**Written request A**
In the excerpt on student visas, by what percentage did foreign students' applications to American universities fall in the past year?

**Excerpt**
####
Worst of all, Daniel just turned 24. In the actual halls of American embassies and consulates these days, he may as well have chanted from the Koran while waiting for his consular interview. These interviews are standard procedure now. 9/11 has been responsible for great changes in the process by which students from abroad can receive visas. These changes, in turn, are the sole reason usually given for the fact that, although some 580,000 foreign students study at American universities, applications are down 28 percent the past year and actual enrollment fell 6 percent.

Is this decline justified? Who can say if there are in fact more foreign terrorists afoot? To consider merely the starting point of visa approval: all cases finally must be judged individually. An individual must demonstrate an acceptable level of family or sponsor income, a compelling or enduring relation to his or her own country, and so on.

Among the rules is that their application is particular to each case, and in particular cases there are no rules, except the judgment of the individual consular officer. This situation never made logical — as opposed to procedural — sense. Today, in a heightened political atmosphere, it makes for grotesque results. American consular decisions about who is and is not deemed acceptable to study in the United States should by now be a national scandal, if they could be known. Trouble is, there is no way to study the choices individuals are making.

In recent years, the results of the scandal have only become known once — and once was enough. Were the specific consular officials (almost all in Saudi Arabia) who were responsible for approving student visas for the 9/11 terrorists ever subject to some discipline? Nothing I have ever heard or read indicates that they were. The 9/11 Commission Report is silent on the matter.

Once, the assessment of student visa applications worldwide had undoubtedly grown too lax; according to the report, a security group led by Richard Clark proposed a tighter review of student visa procedures six months before 9/11. Now, however, the procedures have grown too rigid. Anyone who has anything to do with foreign students at American colleges knows stories of flagrant senselessness, not to say injustice, similar to my stepson’s.

The day I learned of his fate, I called the office of my congressman to request a letter of inquiry to the Sao Paulo Consulate. The staff person who answered was working on another such letter on behalf of another anguished family. No matter his I-20 was in order and all the rest, including an airline ticket; once the son admitted having no particular reason to return to England, the consular officer at the London Embassy sent him packing.
####
**Record list**
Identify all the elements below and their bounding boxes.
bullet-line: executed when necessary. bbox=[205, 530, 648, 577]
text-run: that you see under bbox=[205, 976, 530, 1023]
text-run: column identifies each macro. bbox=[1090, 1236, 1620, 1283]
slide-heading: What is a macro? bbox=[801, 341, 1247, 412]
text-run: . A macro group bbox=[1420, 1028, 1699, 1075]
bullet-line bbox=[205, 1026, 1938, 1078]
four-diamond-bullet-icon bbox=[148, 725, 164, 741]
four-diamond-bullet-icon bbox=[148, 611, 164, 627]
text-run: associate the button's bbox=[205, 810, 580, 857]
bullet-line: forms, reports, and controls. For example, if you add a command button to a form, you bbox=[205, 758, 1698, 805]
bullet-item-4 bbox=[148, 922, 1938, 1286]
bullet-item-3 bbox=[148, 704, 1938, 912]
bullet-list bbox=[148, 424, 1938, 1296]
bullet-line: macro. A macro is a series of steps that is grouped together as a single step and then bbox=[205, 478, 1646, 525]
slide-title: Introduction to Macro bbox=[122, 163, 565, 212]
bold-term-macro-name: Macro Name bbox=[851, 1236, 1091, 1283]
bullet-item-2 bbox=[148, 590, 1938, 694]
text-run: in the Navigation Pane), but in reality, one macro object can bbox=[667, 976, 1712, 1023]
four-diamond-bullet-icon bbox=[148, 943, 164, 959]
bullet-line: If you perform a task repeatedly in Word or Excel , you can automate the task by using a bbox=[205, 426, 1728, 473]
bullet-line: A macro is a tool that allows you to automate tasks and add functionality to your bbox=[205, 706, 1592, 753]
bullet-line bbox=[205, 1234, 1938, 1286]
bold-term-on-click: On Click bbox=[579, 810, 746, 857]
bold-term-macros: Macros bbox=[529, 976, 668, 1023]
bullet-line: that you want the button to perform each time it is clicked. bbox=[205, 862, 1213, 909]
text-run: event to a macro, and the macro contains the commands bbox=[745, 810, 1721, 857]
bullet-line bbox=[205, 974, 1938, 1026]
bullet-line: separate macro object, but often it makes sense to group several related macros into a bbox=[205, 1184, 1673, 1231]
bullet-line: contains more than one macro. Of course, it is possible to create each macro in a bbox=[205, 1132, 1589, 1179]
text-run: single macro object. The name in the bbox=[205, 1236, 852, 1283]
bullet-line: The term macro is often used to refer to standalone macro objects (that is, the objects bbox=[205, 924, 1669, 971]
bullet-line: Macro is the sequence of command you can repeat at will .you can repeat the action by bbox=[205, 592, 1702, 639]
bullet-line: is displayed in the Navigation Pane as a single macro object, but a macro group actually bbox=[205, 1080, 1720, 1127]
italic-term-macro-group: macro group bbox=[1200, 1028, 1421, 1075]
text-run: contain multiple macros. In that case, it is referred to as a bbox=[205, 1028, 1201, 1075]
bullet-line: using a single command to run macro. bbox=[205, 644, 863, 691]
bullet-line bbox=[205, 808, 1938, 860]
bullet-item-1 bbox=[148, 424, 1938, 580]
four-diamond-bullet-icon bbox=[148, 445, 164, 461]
####
**Written request B**
Rewrite the rows from the first one up to and including the line with "bullet-line: If you", changing "text-run" to "text-span" and leaving everything else unchanged.

**Correct output A**
28 percent

**Correct output B**
Identify all the elements below and their bounding boxes.
bullet-line: executed when necessary. bbox=[205, 530, 648, 577]
text-span: that you see under bbox=[205, 976, 530, 1023]
text-span: column identifies each macro. bbox=[1090, 1236, 1620, 1283]
slide-heading: What is a macro? bbox=[801, 341, 1247, 412]
text-span: . A macro group bbox=[1420, 1028, 1699, 1075]
bullet-line bbox=[205, 1026, 1938, 1078]
four-diamond-bullet-icon bbox=[148, 725, 164, 741]
four-diamond-bullet-icon bbox=[148, 611, 164, 627]
text-span: associate the button's bbox=[205, 810, 580, 857]
bullet-line: forms, reports, and controls. For example, if you add a command button to a form, you bbox=[205, 758, 1698, 805]
bullet-item-4 bbox=[148, 922, 1938, 1286]
bullet-item-3 bbox=[148, 704, 1938, 912]
bullet-list bbox=[148, 424, 1938, 1296]
bullet-line: macro. A macro is a series of steps that is grouped together as a single step and then bbox=[205, 478, 1646, 525]
slide-title: Introduction to Macro bbox=[122, 163, 565, 212]
bold-term-macro-name: Macro Name bbox=[851, 1236, 1091, 1283]
bullet-item-2 bbox=[148, 590, 1938, 694]
text-span: in the Navigation Pane), but in reality, one macro object can bbox=[667, 976, 1712, 1023]
four-diamond-bullet-icon bbox=[148, 943, 164, 959]
bullet-line: If you perform a task repeatedly in Word or Excel , you can automate the task by using a bbox=[205, 426, 1728, 473]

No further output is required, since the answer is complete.